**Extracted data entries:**

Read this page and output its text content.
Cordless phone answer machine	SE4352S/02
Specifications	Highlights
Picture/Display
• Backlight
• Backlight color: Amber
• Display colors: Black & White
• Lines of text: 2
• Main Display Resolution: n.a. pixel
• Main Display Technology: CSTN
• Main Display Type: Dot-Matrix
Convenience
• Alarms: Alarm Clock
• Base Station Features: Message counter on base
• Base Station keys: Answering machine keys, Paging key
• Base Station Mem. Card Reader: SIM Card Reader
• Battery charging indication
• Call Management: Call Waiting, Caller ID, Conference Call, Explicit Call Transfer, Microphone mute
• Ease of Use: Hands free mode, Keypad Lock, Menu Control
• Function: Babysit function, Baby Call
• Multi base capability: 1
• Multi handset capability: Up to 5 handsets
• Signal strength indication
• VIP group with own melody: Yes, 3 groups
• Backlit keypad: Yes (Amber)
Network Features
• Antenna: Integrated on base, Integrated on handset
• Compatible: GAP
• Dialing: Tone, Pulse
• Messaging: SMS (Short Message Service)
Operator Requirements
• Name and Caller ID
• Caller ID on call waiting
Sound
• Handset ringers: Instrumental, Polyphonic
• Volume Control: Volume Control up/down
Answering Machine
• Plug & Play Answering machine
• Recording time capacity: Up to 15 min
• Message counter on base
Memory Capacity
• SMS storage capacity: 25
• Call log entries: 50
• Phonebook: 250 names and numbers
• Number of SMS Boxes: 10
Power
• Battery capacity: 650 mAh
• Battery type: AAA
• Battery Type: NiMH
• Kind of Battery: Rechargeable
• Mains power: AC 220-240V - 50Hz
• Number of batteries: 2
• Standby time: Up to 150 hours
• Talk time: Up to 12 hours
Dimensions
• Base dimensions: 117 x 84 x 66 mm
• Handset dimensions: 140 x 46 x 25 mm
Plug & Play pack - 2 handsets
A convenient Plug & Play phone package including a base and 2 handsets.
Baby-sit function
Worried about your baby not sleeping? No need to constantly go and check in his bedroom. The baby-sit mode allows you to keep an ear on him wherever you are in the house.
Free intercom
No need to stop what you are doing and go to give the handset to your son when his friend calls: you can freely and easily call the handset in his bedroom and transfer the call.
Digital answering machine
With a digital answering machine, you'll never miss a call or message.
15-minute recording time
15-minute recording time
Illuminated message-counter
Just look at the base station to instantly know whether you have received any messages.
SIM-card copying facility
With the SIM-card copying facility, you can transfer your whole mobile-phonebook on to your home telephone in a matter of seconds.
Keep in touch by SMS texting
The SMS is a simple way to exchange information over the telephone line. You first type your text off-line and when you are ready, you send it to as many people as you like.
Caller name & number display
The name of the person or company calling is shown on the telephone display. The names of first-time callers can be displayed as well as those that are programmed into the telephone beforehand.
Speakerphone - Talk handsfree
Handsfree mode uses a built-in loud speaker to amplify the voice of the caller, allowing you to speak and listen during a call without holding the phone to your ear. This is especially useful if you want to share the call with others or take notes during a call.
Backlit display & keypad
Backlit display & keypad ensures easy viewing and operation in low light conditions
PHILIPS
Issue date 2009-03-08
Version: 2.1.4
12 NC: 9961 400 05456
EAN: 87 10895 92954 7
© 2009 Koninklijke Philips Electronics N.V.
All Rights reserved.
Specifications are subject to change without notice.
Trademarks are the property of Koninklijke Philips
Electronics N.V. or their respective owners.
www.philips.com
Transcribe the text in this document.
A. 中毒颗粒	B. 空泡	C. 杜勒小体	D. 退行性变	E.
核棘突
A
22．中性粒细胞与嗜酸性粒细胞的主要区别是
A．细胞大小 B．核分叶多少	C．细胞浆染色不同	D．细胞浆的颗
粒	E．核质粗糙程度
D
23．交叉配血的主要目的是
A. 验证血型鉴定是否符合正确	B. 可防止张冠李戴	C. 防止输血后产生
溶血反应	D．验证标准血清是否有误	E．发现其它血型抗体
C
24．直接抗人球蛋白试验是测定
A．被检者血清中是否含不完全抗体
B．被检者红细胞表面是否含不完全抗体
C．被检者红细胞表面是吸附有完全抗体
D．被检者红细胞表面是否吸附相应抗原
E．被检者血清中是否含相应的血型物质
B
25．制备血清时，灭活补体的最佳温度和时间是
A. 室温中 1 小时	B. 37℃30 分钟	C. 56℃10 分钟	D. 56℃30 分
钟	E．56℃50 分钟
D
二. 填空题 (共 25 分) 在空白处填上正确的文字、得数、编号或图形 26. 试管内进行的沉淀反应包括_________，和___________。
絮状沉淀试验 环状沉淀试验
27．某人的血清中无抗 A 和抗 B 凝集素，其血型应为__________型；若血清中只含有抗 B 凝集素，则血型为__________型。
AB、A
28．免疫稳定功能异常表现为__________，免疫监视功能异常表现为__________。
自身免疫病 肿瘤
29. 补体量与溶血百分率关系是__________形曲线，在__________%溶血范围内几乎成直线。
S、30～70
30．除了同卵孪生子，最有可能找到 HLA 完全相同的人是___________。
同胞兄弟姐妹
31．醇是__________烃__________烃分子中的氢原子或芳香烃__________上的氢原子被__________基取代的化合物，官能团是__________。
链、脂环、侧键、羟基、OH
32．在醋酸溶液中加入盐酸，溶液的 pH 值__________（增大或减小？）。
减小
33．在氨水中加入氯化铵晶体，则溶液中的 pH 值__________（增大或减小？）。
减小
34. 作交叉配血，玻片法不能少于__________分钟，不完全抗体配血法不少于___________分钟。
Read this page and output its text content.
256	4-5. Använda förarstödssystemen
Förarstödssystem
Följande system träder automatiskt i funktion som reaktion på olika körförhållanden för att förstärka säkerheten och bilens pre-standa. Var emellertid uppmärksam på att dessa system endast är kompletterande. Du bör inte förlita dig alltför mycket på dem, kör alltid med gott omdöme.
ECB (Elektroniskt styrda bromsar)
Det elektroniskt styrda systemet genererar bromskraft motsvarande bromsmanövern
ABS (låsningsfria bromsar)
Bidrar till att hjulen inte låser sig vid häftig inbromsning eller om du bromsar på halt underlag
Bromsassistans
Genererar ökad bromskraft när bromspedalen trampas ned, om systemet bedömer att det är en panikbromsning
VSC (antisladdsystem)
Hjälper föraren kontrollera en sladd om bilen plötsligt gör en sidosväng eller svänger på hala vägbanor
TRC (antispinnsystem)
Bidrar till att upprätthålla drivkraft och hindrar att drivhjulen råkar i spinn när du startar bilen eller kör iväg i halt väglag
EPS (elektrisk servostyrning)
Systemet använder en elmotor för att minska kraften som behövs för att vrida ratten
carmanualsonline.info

**Stated task:**
Write out every line of the listing that holds the word "first".

**Solution to the problem:**
The SMS is a simple way to exchange information over the telephone line. You first type your text off-line and when you are ready, you send it to as many people as you like.
The name of the person or company calling is shown on the telephone display. The names of first-time callers can be displayed as well as those that are programmed into the telephone beforehand.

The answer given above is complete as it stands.